Omit every picture while repeating the entries exactly.

— Start Material provided —

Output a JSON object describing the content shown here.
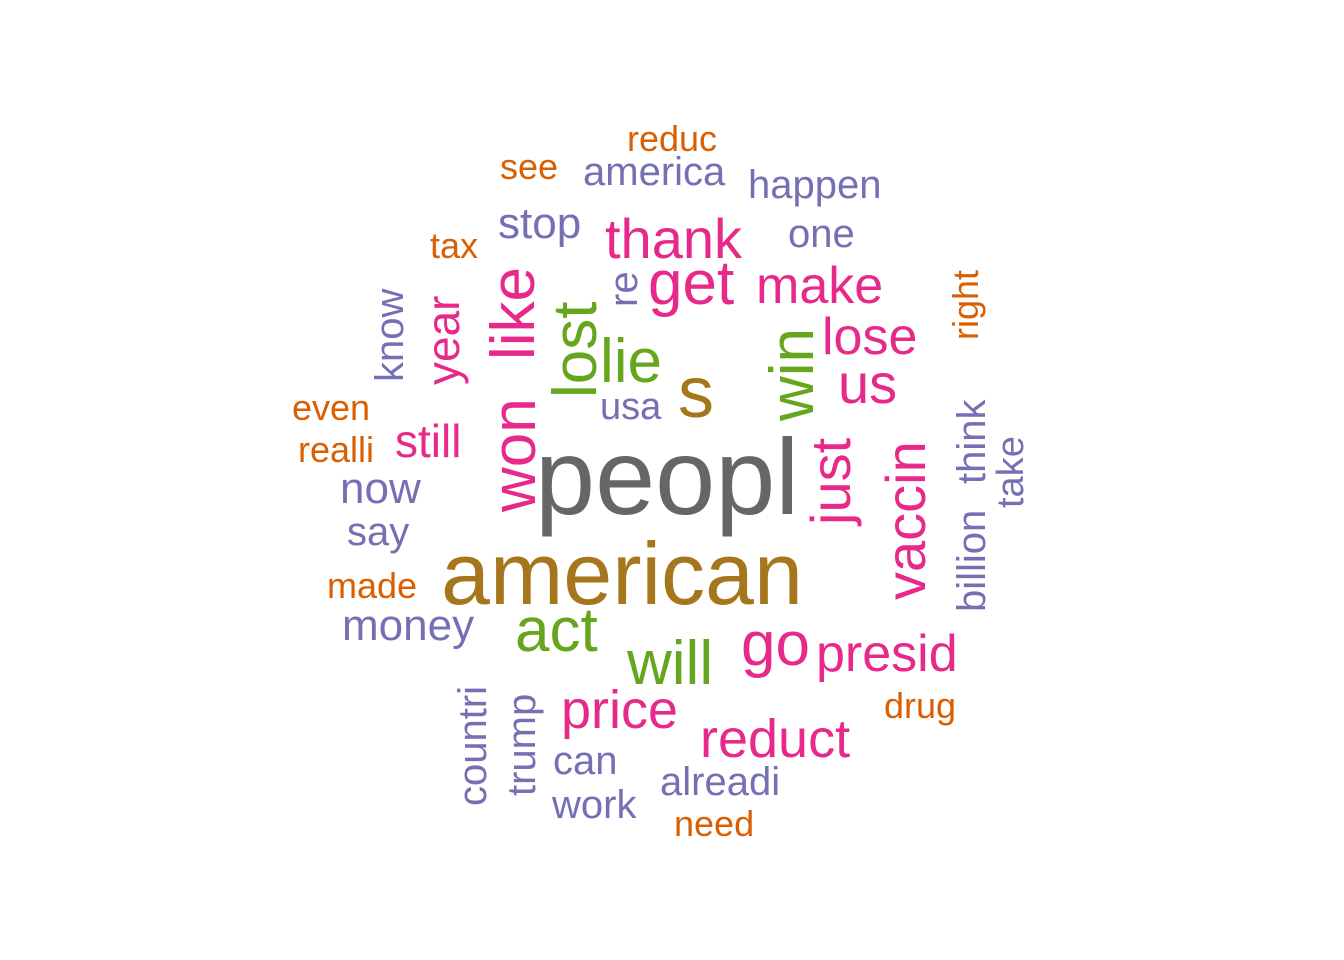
{
  "palette": {
    "dark_gray": "#666666",
    "brown": "#a6761d",
    "green": "#66a61e",
    "magenta": "#e7298a",
    "purple": "#7570b3",
    "orange": "#d95f02"
  },
  "words": [
    {
      "text": "peopl",
      "color": "#666666",
      "rotated": false
    },
    {
      "text": "american",
      "color": "#a6761d",
      "rotated": false
    },
    {
      "text": "s",
      "color": "#a6761d",
      "rotated": false
    },
    {
      "text": "won",
      "color": "#e7298a",
      "rotated": true
    },
    {
      "text": "like",
      "color": "#e7298a",
      "rotated": true
    },
    {
      "text": "lost",
      "color": "#66a61e",
      "rotated": true
    },
    {
      "text": "lie",
      "color": "#66a61e",
      "rotated": false
    },
    {
      "text": "win",
      "color": "#66a61e",
      "rotated": true
    },
    {
      "text": "act",
      "color": "#66a61e",
      "rotated": false
    },
    {
      "text": "will",
      "color": "#66a61e",
      "rotated": false
    },
    {
      "text": "go",
      "color": "#e7298a",
      "rotated": false
    },
    {
      "text": "get",
      "color": "#e7298a",
      "rotated": false
    },
    {
      "text": "thank",
      "color": "#e7298a",
      "rotated": false
    },
    {
      "text": "make",
      "color": "#e7298a",
      "rotated": false
    },
    {
      "text": "lose",
      "color": "#e7298a",
      "rotated": false
    },
    {
      "text": "us",
      "color": "#e7298a",
      "rotated": false
    },
    {
      "text": "just",
      "color": "#e7298a",
      "rotated": true
    },
    {
      "text": "vaccin",
      "color": "#e7298a",
      "rotated": true
    },
    {
      "text": "presid",
      "color": "#e7298a",
      "rotated": false
    },
    {
      "text": "price",
      "color": "#e7298a",
      "rotated": false
    },
    {
      "text": "reduct",
      "color": "#e7298a",
      "rotated": false
    },
    {
      "text": "still",
      "color": "#e7298a",
      "rotated": false
    },
    {
      "text": "year",
      "color": "#e7298a",
      "rotated": true
    },
    {
      "text": "stop",
      "color": "#7570b3",
      "rotated": false
    },
    {
      "text": "now",
      "color": "#7570b3",
      "rotated": false
    },
    {
      "text": "money",
      "color": "#7570b3",
      "rotated": false
    },
    {
      "text": "can",
      "color": "#7570b3",
      "rotated": false
    },
    {
      "text": "work",
      "color": "#7570b3",
      "rotated": false
    },
    {
      "text": "alreadi",
      "color": "#7570b3",
      "rotated": false
    },
    {
      "text": "america",
      "color": "#7570b3",
      "rotated": false
    },
    {
      "text": "happen",
      "color": "#7570b3",
      "rotated": false
    },
    {
      "text": "one",
      "color": "#7570b3",
      "rotated": false
    },
    {
      "text": "say",
      "color": "#7570b3",
      "rotated": false
    },
    {
      "text": "usa",
      "color": "#7570b3",
      "rotated": false
    },
    {
      "text": "know",
      "color": "#7570b3",
      "rotated": true
    },
    {
      "text": "countri",
      "color": "#7570b3",
      "rotated": true
    },
    {
      "text": "trump",
      "color": "#7570b3",
      "rotated": true
    },
    {
      "text": "billion",
      "color": "#7570b3",
      "rotated": true
    },
    {
      "text": "think",
      "color": "#7570b3",
      "rotated": true
    },
    {
      "text": "take",
      "color": "#7570b3",
      "rotated": true
    },
    {
      "text": "re",
      "color": "#7570b3",
      "rotated": true
    },
    {
      "text": "reduc",
      "color": "#d95f02",
      "rotated": false
    },
    {
      "text": "see",
      "color": "#d95f02",
      "rotated": false
    },
    {
      "text": "tax",
      "color": "#d95f02",
      "rotated": false
    },
    {
      "text": "even",
      "color": "#d95f02",
      "rotated": false
    },
    {
      "text": "realli",
      "color": "#d95f02",
      "rotated": false
    },
    {
      "text": "made",
      "color": "#d95f02",
      "rotated": false
    },
    {
      "text": "drug",
      "color": "#d95f02",
      "rotated": false
    },
    {
      "text": "need",
      "color": "#d95f02",
      "rotated": false
    },
    {
      "text": "right",
      "color": "#d95f02",
      "rotated": true
    }
  ]
}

— End Material provided —

(Expected output):
Output a JSON object describing the content shown here.
{
  "palette": {
    "dark_gray": "#666666",
    "brown": "#a6761d",
    "green": "#66a61e",
    "magenta": "#e7298a",
    "purple": "#7570b3",
    "orange": "#d95f02"
  },
  "words": [
    {
      "text": "peopl",
      "color": "#666666",
      "rotated": false
    },
    {
      "text": "american",
      "color": "#a6761d",
      "rotated": false
    },
    {
      "text": "s",
      "color": "#a6761d",
      "rotated": false
    },
    {
      "text": "won",
      "color": "#e7298a",
      "rotated": true
    },
    {
      "text": "like",
      "color": "#e7298a",
      "rotated": true
    },
    {
      "text": "lost",
      "color": "#66a61e",
      "rotated": true
    },
    {
      "text": "lie",
      "color": "#66a61e",
      "rotated": false
    },
    {
      "text": "win",
      "color": "#66a61e",
      "rotated": true
    },
    {
      "text": "act",
      "color": "#66a61e",
      "rotated": false
    },
    {
      "text": "will",
      "color": "#66a61e",
      "rotated": false
    },
    {
      "text": "go",
      "color": "#e7298a",
      "rotated": false
    },
    {
      "text": "get",
      "color": "#e7298a",
      "rotated": false
    },
    {
      "text": "thank",
      "color": "#e7298a",
      "rotated": false
    },
    {
      "text": "make",
      "color": "#e7298a",
      "rotated": false
    },
    {
      "text": "lose",
      "color": "#e7298a",
      "rotated": false
    },
    {
      "text": "us",
      "color": "#e7298a",
      "rotated": false
    },
    {
      "text": "just",
      "color": "#e7298a",
      "rotated": true
    },
    {
      "text": "vaccin",
      "color": "#e7298a",
      "rotated": true
    },
    {
      "text": "presid",
      "color": "#e7298a",
      "rotated": false
    },
    {
      "text": "price",
      "color": "#e7298a",
      "rotated": false
    },
    {
      "text": "reduct",
      "color": "#e7298a",
      "rotated": false
    },
    {
      "text": "still",
      "color": "#e7298a",
      "rotated": false
    },
    {
      "text": "year",
      "color": "#e7298a",
      "rotated": true
    },
    {
      "text": "stop",
      "color": "#7570b3",
      "rotated": false
    },
    {
      "text": "now",
      "color": "#7570b3",
      "rotated": false
    },
    {
      "text": "money",
      "color": "#7570b3",
      "rotated": false
    },
    {
      "text": "can",
      "color": "#7570b3",
      "rotated": false
    },
    {
      "text": "work",
      "color": "#7570b3",
      "rotated": false
    },
    {
      "text": "alreadi",
      "color": "#7570b3",
      "rotated": false
    },
    {
      "text": "america",
      "color": "#7570b3",
      "rotated": false
    },
    {
      "text": "happen",
      "color": "#7570b3",
      "rotated": false
    },
    {
      "text": "one",
      "color": "#7570b3",
      "rotated": false
    },
    {
      "text": "say",
      "color": "#7570b3",
      "rotated": false
    },
    {
      "text": "usa",
      "color": "#7570b3",
      "rotated": false
    },
    {
      "text": "know",
      "color": "#7570b3",
      "rotated": true
    },
    {
      "text": "countri",
      "color": "#7570b3",
      "rotated": true
    },
    {
      "text": "trump",
      "color": "#7570b3",
      "rotated": true
    },
    {
      "text": "billion",
      "color": "#7570b3",
      "rotated": true
    },
    {
      "text": "think",
      "color": "#7570b3",
      "rotated": true
    },
    {
      "text": "take",
      "color": "#7570b3",
      "rotated": true
    },
    {
      "text": "re",
      "color": "#7570b3",
      "rotated": true
    },
    {
      "text": "reduc",
      "color": "#d95f02",
      "rotated": false
    },
    {
      "text": "see",
      "color": "#d95f02",
      "rotated": false
    },
    {
      "text": "tax",
      "color": "#d95f02",
      "rotated": false
    },
    {
      "text": "even",
      "color": "#d95f02",
      "rotated": false
    },
    {
      "text": "realli",
      "color": "#d95f02",
      "rotated": false
    },
    {
      "text": "made",
      "color": "#d95f02",
      "rotated": false
    },
    {
      "text": "drug",
      "color": "#d95f02",
      "rotated": false
    },
    {
      "text": "need",
      "color": "#d95f02",
      "rotated": false
    },
    {
      "text": "right",
      "color": "#d95f02",
      "rotated": true
    }
  ]
}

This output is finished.